[Entries from a dataset]
☆ ☆ ☆ ☆ ☆ ☆ ☆
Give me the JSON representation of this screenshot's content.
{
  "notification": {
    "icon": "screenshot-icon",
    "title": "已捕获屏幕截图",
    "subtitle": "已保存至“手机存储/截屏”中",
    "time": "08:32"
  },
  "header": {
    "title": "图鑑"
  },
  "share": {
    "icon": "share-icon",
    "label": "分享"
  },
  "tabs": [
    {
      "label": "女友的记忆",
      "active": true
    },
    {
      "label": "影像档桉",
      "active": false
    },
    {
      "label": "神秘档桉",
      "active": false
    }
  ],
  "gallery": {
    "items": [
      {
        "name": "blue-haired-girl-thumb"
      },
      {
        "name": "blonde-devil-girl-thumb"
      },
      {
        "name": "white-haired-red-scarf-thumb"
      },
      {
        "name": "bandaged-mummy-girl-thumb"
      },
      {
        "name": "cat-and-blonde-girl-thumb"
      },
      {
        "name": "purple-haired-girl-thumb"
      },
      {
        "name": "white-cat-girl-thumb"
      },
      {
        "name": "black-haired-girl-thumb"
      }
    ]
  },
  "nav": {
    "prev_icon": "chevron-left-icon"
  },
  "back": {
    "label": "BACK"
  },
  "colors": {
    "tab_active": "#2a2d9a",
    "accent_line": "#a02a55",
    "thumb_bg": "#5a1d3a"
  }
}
☆ ☆ ☆ ☆ ☆ ☆ ☆
Reproduce the material above without altering a single character.

Give me the JSON representation of this screenshot's content.
{
  "notification": {
    "icon": "screenshot-icon",
    "title": "已捕获屏幕截图",
    "subtitle": "已保存至“手机存储/截屏”中",
    "time": "08:32"
  },
  "header": {
    "title": "图鑑"
  },
  "share": {
    "icon": "share-icon",
    "label": "分享"
  },
  "tabs": [
    {
      "label": "女友的记忆",
      "active": true
    },
    {
      "label": "影像档桉",
      "active": false
    },
    {
      "label": "神秘档桉",
      "active": false
    }
  ],
  "gallery": {
    "items": [
      {
        "name": "blue-haired-girl-thumb"
      },
      {
        "name": "blonde-devil-girl-thumb"
      },
      {
        "name": "white-haired-red-scarf-thumb"
      },
      {
        "name": "bandaged-mummy-girl-thumb"
      },
      {
        "name": "cat-and-blonde-girl-thumb"
      },
      {
        "name": "purple-haired-girl-thumb"
      },
      {
        "name": "white-cat-girl-thumb"
      },
      {
        "name": "black-haired-girl-thumb"
      }
    ]
  },
  "nav": {
    "prev_icon": "chevron-left-icon"
  },
  "back": {
    "label": "BACK"
  },
  "colors": {
    "tab_active": "#2a2d9a",
    "accent_line": "#a02a55",
    "thumb_bg": "#5a1d3a"
  }
}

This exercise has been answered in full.